SUPPLIED MATERIAL:
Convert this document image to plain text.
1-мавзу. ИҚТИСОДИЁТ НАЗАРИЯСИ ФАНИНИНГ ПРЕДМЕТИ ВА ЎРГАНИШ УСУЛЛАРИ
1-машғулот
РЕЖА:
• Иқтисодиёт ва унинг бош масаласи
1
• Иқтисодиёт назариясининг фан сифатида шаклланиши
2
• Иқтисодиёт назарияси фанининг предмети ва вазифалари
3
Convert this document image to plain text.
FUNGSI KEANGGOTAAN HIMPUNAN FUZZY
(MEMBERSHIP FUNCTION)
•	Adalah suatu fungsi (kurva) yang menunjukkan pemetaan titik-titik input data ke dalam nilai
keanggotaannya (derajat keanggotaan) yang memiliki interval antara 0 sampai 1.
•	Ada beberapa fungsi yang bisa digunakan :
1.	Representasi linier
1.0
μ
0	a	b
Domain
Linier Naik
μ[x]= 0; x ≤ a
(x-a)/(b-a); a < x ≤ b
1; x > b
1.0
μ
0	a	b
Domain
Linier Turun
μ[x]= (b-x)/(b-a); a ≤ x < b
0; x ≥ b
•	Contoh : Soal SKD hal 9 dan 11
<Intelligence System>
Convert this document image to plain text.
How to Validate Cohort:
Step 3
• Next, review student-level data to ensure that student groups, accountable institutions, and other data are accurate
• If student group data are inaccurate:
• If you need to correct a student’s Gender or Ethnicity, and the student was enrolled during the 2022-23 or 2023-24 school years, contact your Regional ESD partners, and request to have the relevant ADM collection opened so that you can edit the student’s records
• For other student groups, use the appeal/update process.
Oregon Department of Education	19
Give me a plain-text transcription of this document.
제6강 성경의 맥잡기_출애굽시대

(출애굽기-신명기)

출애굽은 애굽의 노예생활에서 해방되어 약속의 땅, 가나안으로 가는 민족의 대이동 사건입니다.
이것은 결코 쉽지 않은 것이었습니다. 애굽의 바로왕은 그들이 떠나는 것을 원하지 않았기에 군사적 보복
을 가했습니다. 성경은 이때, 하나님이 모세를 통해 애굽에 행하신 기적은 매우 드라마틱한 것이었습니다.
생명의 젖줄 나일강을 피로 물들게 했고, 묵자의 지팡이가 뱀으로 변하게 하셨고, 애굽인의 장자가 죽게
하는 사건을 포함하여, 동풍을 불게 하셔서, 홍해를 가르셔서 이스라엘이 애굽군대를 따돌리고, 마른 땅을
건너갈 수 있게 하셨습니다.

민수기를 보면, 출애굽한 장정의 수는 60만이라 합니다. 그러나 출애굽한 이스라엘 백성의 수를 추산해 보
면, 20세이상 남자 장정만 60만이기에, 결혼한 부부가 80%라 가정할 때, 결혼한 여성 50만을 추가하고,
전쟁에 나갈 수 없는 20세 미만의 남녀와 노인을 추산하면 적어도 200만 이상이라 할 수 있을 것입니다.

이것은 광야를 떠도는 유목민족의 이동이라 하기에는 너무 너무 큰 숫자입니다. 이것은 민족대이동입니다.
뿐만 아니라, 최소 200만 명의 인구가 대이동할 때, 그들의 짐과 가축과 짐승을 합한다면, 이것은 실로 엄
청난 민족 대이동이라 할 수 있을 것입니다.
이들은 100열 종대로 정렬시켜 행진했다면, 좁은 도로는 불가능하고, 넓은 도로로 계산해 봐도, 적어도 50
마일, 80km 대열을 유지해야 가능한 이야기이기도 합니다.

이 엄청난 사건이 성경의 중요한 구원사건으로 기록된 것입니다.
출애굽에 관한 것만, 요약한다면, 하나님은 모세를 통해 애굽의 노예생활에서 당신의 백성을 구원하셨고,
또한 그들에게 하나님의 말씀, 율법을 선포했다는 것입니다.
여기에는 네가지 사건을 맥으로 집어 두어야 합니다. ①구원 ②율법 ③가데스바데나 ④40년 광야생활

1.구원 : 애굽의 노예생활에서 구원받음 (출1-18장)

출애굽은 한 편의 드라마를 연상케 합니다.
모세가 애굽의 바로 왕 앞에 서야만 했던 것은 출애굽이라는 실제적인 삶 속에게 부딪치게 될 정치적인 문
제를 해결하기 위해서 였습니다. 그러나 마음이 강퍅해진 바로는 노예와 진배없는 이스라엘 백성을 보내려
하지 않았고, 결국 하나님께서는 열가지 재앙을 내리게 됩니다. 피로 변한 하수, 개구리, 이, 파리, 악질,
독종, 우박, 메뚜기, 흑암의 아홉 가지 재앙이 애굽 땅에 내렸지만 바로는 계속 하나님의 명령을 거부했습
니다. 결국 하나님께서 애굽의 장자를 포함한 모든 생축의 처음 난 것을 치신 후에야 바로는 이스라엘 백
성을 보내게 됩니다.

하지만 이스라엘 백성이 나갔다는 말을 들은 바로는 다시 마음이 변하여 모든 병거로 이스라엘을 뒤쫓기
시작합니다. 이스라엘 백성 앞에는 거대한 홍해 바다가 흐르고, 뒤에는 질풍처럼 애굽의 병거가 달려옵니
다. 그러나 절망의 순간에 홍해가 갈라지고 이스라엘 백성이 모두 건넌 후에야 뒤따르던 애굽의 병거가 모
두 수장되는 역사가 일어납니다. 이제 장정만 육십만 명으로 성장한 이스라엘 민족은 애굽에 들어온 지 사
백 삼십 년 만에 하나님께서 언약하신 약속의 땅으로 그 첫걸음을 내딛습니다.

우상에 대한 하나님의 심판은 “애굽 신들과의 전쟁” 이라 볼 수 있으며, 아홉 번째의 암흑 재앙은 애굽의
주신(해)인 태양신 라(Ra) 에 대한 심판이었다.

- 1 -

PROBLEM DETAILS: Copy all lines above containing the string "것이었습니다".

TASK RESPONSE:
이것은 결코 쉽지 않은 것이었습니다. 애굽의 바로왕은 그들이 떠나는 것을 원하지 않았기에 군사적 보복
을 가했습니다. 성경은 이때, 하나님이 모세를 통해 애굽에 행하신 기적은 매우 드라마틱한 것이었습니다.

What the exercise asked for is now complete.